Exclude the pictures and reproduce the remaining data exactly as written.

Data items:
[START]
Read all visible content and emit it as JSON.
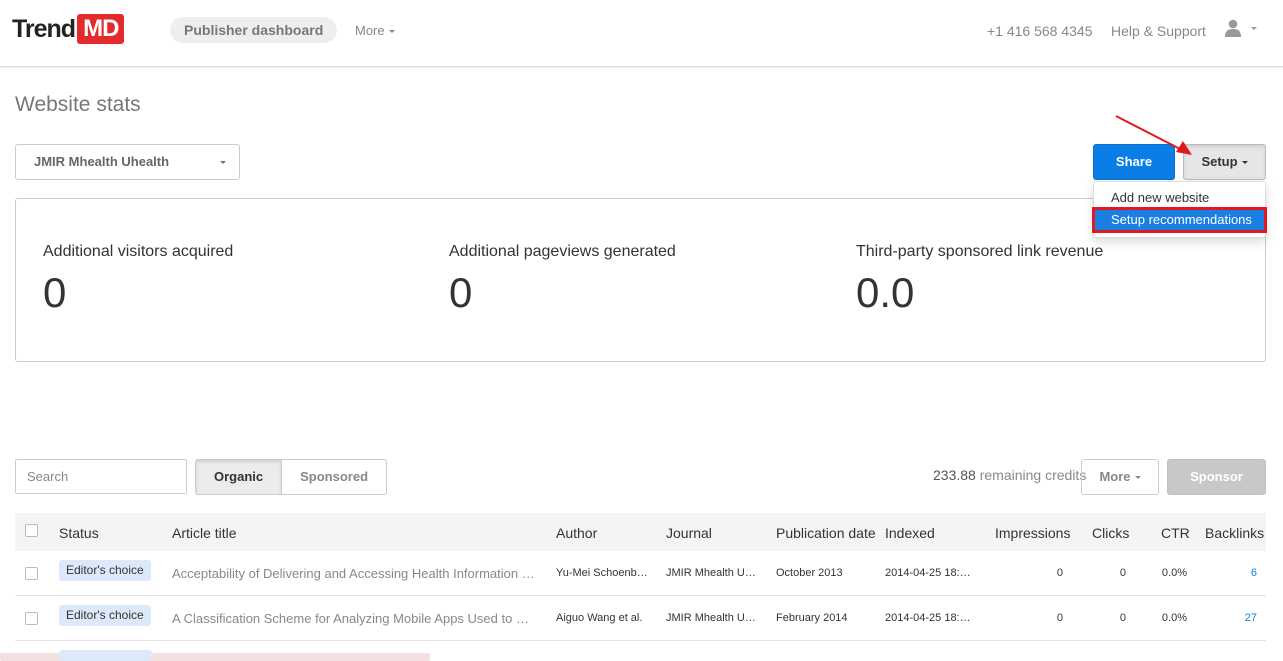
{
  "nav": {
    "logo_trend": "Trend",
    "logo_md": "MD",
    "publisher_dashboard": "Publisher dashboard",
    "more": "More",
    "phone": "+1 416 568 4345",
    "help": "Help & Support"
  },
  "page": {
    "title": "Website stats"
  },
  "site_select": {
    "value": "JMIR Mhealth Uhealth"
  },
  "buttons": {
    "share": "Share",
    "setup": "Setup"
  },
  "setup_menu": {
    "items": [
      "Add new website",
      "Setup recommendations"
    ]
  },
  "stats": [
    {
      "label": "Additional visitors acquired",
      "value": "0"
    },
    {
      "label": "Additional pageviews generated",
      "value": "0"
    },
    {
      "label": "Third-party sponsored link revenue",
      "value": "0.0"
    }
  ],
  "toolbar": {
    "search_placeholder": "Search",
    "organic": "Organic",
    "sponsored": "Sponsored",
    "credits_value": "233.88",
    "credits_text": "remaining credits",
    "more": "More",
    "sponsor": "Sponsor"
  },
  "table": {
    "columns": [
      "Status",
      "Article title",
      "Author",
      "Journal",
      "Publication date",
      "Indexed",
      "Impressions",
      "Clicks",
      "CTR",
      "Backlinks"
    ],
    "rows": [
      {
        "status": "Editor's choice",
        "title": "Acceptability of Delivering and Accessing Health Information …",
        "author": "Yu-Mei Schoenb…",
        "journal": "JMIR Mhealth U…",
        "pub_date": "October 2013",
        "indexed": "2014-04-25 18:…",
        "impressions": "0",
        "clicks": "0",
        "ctr": "0.0%",
        "backlinks": "6"
      },
      {
        "status": "Editor's choice",
        "title": "A Classification Scheme for Analyzing Mobile Apps Used to Pr…",
        "author": "Aiguo Wang et al.",
        "journal": "JMIR Mhealth U…",
        "pub_date": "February 2014",
        "indexed": "2014-04-25 18:…",
        "impressions": "0",
        "clicks": "0",
        "ctr": "0.0%",
        "backlinks": "27"
      }
    ]
  },
  "colors": {
    "brand_red": "#e32b2b",
    "primary_blue": "#0a7ee6",
    "highlight_red": "#e0191e"
  },
  "icons": [
    "user-icon",
    "caret-down-icon",
    "annotation-arrow-icon"
  ]
}
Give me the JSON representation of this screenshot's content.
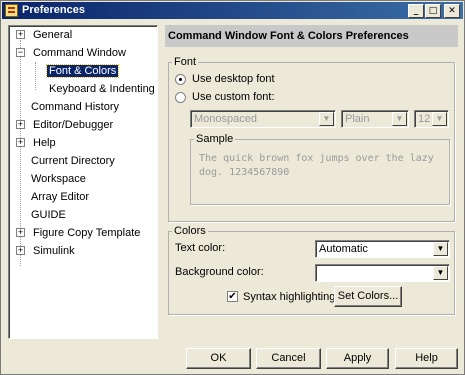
[END]
# REPLY TO THE TASK:
Read all visible content and emit it as JSON.
{
  "nav": {
    "logo_trend": "Trend",
    "logo_md": "MD",
    "publisher_dashboard": "Publisher dashboard",
    "more": "More",
    "phone": "+1 416 568 4345",
    "help": "Help & Support"
  },
  "page": {
    "title": "Website stats"
  },
  "site_select": {
    "value": "JMIR Mhealth Uhealth"
  },
  "buttons": {
    "share": "Share",
    "setup": "Setup"
  },
  "setup_menu": {
    "items": [
      "Add new website",
      "Setup recommendations"
    ]
  },
  "stats": [
    {
      "label": "Additional visitors acquired",
      "value": "0"
    },
    {
      "label": "Additional pageviews generated",
      "value": "0"
    },
    {
      "label": "Third-party sponsored link revenue",
      "value": "0.0"
    }
  ],
  "toolbar": {
    "search_placeholder": "Search",
    "organic": "Organic",
    "sponsored": "Sponsored",
    "credits_value": "233.88",
    "credits_text": "remaining credits",
    "more": "More",
    "sponsor": "Sponsor"
  },
  "table": {
    "columns": [
      "Status",
      "Article title",
      "Author",
      "Journal",
      "Publication date",
      "Indexed",
      "Impressions",
      "Clicks",
      "CTR",
      "Backlinks"
    ],
    "rows": [
      {
        "status": "Editor's choice",
        "title": "Acceptability of Delivering and Accessing Health Information …",
        "author": "Yu-Mei Schoenb…",
        "journal": "JMIR Mhealth U…",
        "pub_date": "October 2013",
        "indexed": "2014-04-25 18:…",
        "impressions": "0",
        "clicks": "0",
        "ctr": "0.0%",
        "backlinks": "6"
      },
      {
        "status": "Editor's choice",
        "title": "A Classification Scheme for Analyzing Mobile Apps Used to Pr…",
        "author": "Aiguo Wang et al.",
        "journal": "JMIR Mhealth U…",
        "pub_date": "February 2014",
        "indexed": "2014-04-25 18:…",
        "impressions": "0",
        "clicks": "0",
        "ctr": "0.0%",
        "backlinks": "27"
      }
    ]
  },
  "colors": {
    "brand_red": "#e32b2b",
    "primary_blue": "#0a7ee6",
    "highlight_red": "#e0191e"
  },
  "icons": [
    "user-icon",
    "caret-down-icon",
    "annotation-arrow-icon"
  ]
}
Give me the JSON representation of this screenshot's content.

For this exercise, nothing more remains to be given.